**Tekst dokumentu**:
Kiedy już nasze zachwyty nieco opadły doszliśmy do końca placu, gdzie znajduje się zabytkowa brama. Jest to część wielkiego zamku, a właściwie jednej z największych w europie fortec. Rezydował tutaj ród Sforza, ale kiedy wygasł, zamek popadł w ruinę i w takim stanie stoi do dzisiaj. Od bramy odchodzi tzw. Strada Coperta, ciąg wysokich i długich korytarzy, które miały zapewnić prywatność mieszkańcom zamku, lub w razie czego być drogą ewakuacyjną.

W jednym z takich korytarzy odbywała się akurat darmowa wystawa jednej z miejscowych artystek. Najwyraźniej całe miasteczko ją znało, bo co i rusz witała się z kolejnymi wchodzącymi jak z dobrymi znajomymi. Jej twórczość raczej nie przypadła nam do gustu, ale było to dość interesujące zobaczyć sztukę w tak ciekawych wnętrzach. I pomyśleć, że tymi korytarzami mogła chodzić przyszła królowa Polski Bona. To właśnie w Vigevano przyszła na świat i skomplikowane koleje losu doprowadziły do jej ślubu z Zygmuntem Starym. To właśnie dzięki niej na polskich stołach pojawiła się włoszczyzna, czyli to, że jemy dziś na obiad brukselkę, czy kalafiora zawdzięczamy poniekąd mieszkance Vigevano.

**Pytania i polecenia**:
1: Jaki ród rezydował w zamku opisanym w tekście o Vigevano?
2: Rozwiń tekst o zwiedzaniu Vigevano, dopisując jego dalszy ciąg od ostatniego zdania.

**Podane wiersze**:

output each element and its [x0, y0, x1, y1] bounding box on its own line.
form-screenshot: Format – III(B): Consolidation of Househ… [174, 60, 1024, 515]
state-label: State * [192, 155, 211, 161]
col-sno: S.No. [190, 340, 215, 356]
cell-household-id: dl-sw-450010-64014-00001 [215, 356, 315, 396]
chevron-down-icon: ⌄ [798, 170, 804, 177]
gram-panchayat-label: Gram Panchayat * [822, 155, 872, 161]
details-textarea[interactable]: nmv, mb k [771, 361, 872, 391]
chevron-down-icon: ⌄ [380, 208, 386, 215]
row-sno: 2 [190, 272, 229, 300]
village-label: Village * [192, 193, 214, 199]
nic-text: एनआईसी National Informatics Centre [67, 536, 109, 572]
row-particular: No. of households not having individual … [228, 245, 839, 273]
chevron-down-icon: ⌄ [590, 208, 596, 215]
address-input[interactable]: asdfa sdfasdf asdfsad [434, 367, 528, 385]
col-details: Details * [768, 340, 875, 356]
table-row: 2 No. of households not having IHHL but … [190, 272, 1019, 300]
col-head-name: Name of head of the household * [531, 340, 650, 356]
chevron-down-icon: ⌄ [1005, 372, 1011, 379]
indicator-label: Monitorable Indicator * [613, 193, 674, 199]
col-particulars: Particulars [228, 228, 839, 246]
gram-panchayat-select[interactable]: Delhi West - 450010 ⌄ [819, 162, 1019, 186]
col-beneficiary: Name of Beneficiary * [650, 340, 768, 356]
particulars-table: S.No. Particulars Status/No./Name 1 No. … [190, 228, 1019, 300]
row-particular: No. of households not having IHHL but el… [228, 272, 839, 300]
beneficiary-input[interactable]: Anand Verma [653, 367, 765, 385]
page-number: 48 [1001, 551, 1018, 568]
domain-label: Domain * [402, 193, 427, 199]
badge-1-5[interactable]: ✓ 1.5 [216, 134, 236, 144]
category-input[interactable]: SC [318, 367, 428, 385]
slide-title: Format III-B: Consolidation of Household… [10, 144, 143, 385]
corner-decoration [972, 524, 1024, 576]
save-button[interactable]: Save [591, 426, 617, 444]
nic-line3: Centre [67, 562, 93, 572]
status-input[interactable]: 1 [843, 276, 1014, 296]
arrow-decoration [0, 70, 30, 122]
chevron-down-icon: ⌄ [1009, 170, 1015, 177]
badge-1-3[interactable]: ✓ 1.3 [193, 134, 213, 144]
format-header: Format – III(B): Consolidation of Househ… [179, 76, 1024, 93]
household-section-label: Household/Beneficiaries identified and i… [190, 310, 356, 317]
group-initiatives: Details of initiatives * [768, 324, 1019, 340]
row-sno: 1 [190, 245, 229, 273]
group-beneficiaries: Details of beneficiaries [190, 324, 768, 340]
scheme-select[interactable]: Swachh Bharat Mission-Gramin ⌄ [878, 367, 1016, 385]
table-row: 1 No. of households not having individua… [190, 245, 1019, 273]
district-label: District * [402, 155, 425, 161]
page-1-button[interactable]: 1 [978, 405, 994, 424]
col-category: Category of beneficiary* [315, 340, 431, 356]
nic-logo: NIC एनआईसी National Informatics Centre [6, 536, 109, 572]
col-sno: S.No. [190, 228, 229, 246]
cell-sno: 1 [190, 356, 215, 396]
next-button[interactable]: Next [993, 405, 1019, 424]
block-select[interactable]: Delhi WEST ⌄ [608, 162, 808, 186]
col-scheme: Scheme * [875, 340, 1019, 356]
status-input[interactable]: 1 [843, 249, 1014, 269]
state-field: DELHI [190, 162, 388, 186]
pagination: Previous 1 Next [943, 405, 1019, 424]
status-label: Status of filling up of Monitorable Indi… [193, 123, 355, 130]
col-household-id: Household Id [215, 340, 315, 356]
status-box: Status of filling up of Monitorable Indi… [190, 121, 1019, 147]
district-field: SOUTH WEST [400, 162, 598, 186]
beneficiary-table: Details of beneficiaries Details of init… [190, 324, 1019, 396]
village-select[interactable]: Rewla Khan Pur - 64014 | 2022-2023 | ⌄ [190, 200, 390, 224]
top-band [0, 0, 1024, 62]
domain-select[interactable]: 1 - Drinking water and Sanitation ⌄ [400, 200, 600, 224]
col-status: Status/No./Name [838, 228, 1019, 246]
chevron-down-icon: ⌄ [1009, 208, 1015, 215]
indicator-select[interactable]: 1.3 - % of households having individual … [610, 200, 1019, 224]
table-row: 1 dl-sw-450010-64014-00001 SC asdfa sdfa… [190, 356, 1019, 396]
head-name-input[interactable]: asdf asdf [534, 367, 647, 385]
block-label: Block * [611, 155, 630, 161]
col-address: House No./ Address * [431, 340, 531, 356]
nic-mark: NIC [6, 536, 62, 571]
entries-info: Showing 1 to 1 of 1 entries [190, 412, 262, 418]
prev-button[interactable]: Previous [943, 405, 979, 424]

**Lista odpowiedzi**:
1: Ród Sforza.

2:
Vigevano Strada Coperta
Wejście do Strada Kopertą.
wystawa Vigevano
Na wystawie w Strada Coperta. To właśnie tymi korytarzami mogła przechadzać się przyszła królowa Polski, a dziś… książę Michał. 😉
kapliczka Włochy
Centrum Vigevano zdominowane jest przez dwu, trzypiętrowe, proste kamieniczki. Pomiędzy nimi wcisnęła się mała kapliczka.
Vigevano centrum
Są też nieco bardziej ozdobne kamieniczki, pokryte freskami.
lancia
Takie włoskie cuda można znaleźć na ulicy w Vigevano. Ta Lancia na pewno ma już sporo lat, ale wyglądała na bardzo zadbaną.

A pro pos jedzenia. Zjedliśmy w Vigevano przepyszną kolację w Cafe del Mar. Moja żabnica z makaronem i Michała wongole były przepyszne, ale niestety porcje były zdecydowanie za małe jak na nasze apetyty. W przeciwieństwie do naszych poza kulinarnych apetytów, które zostały w pełni zaspokojone.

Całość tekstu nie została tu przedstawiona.